==== Data supplied
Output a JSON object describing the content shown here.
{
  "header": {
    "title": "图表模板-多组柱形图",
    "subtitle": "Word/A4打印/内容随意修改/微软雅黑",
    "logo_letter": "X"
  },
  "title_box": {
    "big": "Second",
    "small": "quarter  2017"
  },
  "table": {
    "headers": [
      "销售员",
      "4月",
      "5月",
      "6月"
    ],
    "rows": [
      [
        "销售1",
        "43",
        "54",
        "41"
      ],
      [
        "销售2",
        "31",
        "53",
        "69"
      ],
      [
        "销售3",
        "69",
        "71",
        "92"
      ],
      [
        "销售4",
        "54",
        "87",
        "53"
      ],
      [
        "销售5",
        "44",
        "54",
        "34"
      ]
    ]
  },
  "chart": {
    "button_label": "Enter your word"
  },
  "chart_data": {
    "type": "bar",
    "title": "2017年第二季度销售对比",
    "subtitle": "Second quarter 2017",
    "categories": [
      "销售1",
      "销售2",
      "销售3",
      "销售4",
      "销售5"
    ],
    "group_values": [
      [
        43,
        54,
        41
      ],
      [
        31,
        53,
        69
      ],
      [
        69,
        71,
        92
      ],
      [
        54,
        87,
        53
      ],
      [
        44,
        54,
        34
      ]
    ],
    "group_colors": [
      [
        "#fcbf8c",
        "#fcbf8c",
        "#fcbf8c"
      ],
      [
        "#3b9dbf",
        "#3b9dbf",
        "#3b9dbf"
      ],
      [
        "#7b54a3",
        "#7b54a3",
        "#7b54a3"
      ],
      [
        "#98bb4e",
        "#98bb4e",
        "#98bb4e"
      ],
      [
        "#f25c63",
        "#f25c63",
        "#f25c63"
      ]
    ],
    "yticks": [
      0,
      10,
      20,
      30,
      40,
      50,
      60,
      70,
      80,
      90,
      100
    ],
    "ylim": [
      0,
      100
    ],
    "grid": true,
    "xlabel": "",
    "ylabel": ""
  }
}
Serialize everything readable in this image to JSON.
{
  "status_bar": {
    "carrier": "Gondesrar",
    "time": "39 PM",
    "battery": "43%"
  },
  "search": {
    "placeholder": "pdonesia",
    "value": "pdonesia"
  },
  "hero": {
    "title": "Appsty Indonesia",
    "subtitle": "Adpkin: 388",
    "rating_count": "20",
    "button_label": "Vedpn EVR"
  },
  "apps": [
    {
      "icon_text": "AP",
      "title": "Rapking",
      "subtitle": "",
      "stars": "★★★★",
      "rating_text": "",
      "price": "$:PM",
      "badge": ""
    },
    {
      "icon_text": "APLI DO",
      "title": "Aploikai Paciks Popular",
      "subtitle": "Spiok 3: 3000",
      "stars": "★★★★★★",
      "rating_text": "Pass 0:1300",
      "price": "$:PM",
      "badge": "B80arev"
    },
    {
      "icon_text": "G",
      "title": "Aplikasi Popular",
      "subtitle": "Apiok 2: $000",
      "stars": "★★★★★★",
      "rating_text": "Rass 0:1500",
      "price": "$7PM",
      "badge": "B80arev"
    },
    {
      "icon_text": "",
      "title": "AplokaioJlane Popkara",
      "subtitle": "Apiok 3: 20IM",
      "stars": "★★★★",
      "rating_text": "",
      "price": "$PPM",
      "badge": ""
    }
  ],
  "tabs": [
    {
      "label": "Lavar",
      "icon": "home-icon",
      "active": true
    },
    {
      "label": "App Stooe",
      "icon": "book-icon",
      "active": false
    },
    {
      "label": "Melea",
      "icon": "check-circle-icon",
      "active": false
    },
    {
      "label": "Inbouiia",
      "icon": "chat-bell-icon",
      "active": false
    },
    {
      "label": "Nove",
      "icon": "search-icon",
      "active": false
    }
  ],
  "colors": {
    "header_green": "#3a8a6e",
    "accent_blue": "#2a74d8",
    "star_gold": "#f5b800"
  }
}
========
**Requirements**
All the entries above need to be reproduced exactly.

**Result**
Output a JSON object describing the content shown here.
{
  "header": {
    "title": "图表模板-多组柱形图",
    "subtitle": "Word/A4打印/内容随意修改/微软雅黑",
    "logo_letter": "X"
  },
  "title_box": {
    "big": "Second",
    "small": "quarter  2017"
  },
  "table": {
    "headers": [
      "销售员",
      "4月",
      "5月",
      "6月"
    ],
    "rows": [
      [
        "销售1",
        "43",
        "54",
        "41"
      ],
      [
        "销售2",
        "31",
        "53",
        "69"
      ],
      [
        "销售3",
        "69",
        "71",
        "92"
      ],
      [
        "销售4",
        "54",
        "87",
        "53"
      ],
      [
        "销售5",
        "44",
        "54",
        "34"
      ]
    ]
  },
  "chart": {
    "button_label": "Enter your word"
  },
  "chart_data": {
    "type": "bar",
    "title": "2017年第二季度销售对比",
    "subtitle": "Second quarter 2017",
    "categories": [
      "销售1",
      "销售2",
      "销售3",
      "销售4",
      "销售5"
    ],
    "group_values": [
      [
        43,
        54,
        41
      ],
      [
        31,
        53,
        69
      ],
      [
        69,
        71,
        92
      ],
      [
        54,
        87,
        53
      ],
      [
        44,
        54,
        34
      ]
    ],
    "group_colors": [
      [
        "#fcbf8c",
        "#fcbf8c",
        "#fcbf8c"
      ],
      [
        "#3b9dbf",
        "#3b9dbf",
        "#3b9dbf"
      ],
      [
        "#7b54a3",
        "#7b54a3",
        "#7b54a3"
      ],
      [
        "#98bb4e",
        "#98bb4e",
        "#98bb4e"
      ],
      [
        "#f25c63",
        "#f25c63",
        "#f25c63"
      ]
    ],
    "yticks": [
      0,
      10,
      20,
      30,
      40,
      50,
      60,
      70,
      80,
      90,
      100
    ],
    "ylim": [
      0,
      100
    ],
    "grid": true,
    "xlabel": "",
    "ylabel": ""
  }
}
Serialize everything readable in this image to JSON.
{
  "status_bar": {
    "carrier": "Gondesrar",
    "time": "39 PM",
    "battery": "43%"
  },
  "search": {
    "placeholder": "pdonesia",
    "value": "pdonesia"
  },
  "hero": {
    "title": "Appsty Indonesia",
    "subtitle": "Adpkin: 388",
    "rating_count": "20",
    "button_label": "Vedpn EVR"
  },
  "apps": [
    {
      "icon_text": "AP",
      "title": "Rapking",
      "subtitle": "",
      "stars": "★★★★",
      "rating_text": "",
      "price": "$:PM",
      "badge": ""
    },
    {
      "icon_text": "APLI DO",
      "title": "Aploikai Paciks Popular",
      "subtitle": "Spiok 3: 3000",
      "stars": "★★★★★★",
      "rating_text": "Pass 0:1300",
      "price": "$:PM",
      "badge": "B80arev"
    },
    {
      "icon_text": "G",
      "title": "Aplikasi Popular",
      "subtitle": "Apiok 2: $000",
      "stars": "★★★★★★",
      "rating_text": "Rass 0:1500",
      "price": "$7PM",
      "badge": "B80arev"
    },
    {
      "icon_text": "",
      "title": "AplokaioJlane Popkara",
      "subtitle": "Apiok 3: 20IM",
      "stars": "★★★★",
      "rating_text": "",
      "price": "$PPM",
      "badge": ""
    }
  ],
  "tabs": [
    {
      "label": "Lavar",
      "icon": "home-icon",
      "active": true
    },
    {
      "label": "App Stooe",
      "icon": "book-icon",
      "active": false
    },
    {
      "label": "Melea",
      "icon": "check-circle-icon",
      "active": false
    },
    {
      "label": "Inbouiia",
      "icon": "chat-bell-icon",
      "active": false
    },
    {
      "label": "Nove",
      "icon": "search-icon",
      "active": false
    }
  ],
  "colors": {
    "header_green": "#3a8a6e",
    "accent_blue": "#2a74d8",
    "star_gold": "#f5b800"
  }
}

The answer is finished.